**Exercise materials**
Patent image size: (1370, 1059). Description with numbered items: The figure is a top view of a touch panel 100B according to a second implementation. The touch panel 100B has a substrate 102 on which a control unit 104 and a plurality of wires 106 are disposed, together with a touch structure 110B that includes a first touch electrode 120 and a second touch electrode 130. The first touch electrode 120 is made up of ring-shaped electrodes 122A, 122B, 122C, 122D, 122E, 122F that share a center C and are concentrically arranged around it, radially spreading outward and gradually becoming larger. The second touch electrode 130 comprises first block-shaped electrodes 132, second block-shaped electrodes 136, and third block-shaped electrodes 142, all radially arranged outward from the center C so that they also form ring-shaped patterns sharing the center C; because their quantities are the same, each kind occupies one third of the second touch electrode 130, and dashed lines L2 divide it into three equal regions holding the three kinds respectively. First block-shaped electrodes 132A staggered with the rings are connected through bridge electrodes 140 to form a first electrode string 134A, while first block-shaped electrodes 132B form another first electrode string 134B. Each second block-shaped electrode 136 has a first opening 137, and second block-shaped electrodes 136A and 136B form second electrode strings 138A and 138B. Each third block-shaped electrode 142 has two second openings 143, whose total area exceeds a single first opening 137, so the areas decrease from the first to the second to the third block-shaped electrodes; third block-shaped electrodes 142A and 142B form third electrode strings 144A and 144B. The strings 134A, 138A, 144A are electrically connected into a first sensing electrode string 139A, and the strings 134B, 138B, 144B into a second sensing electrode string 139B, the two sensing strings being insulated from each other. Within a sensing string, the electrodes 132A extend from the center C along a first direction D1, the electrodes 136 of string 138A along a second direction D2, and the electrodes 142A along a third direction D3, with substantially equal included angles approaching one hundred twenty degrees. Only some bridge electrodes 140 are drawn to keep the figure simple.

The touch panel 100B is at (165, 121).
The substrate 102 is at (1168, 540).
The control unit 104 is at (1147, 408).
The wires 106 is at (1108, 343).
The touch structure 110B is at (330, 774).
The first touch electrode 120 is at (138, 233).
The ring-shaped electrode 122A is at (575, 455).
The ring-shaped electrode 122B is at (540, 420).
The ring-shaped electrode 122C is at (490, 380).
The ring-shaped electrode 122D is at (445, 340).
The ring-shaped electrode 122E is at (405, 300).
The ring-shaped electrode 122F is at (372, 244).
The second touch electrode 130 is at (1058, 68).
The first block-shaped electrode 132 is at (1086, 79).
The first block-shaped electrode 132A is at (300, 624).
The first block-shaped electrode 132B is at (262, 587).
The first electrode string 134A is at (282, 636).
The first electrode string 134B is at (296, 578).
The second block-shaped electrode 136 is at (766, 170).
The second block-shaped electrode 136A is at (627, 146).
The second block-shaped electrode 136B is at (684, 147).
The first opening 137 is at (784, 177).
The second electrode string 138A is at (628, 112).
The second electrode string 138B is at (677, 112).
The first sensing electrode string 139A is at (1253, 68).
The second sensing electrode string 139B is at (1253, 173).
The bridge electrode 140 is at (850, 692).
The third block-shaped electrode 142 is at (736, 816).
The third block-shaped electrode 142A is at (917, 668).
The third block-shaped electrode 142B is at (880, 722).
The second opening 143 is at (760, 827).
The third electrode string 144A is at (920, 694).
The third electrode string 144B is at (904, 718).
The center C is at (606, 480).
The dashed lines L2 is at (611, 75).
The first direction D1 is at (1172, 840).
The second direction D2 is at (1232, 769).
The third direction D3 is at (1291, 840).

**Stated task**
Count the lines of the material that contain the word "size". Reply with the number alone.

**Correct output**
1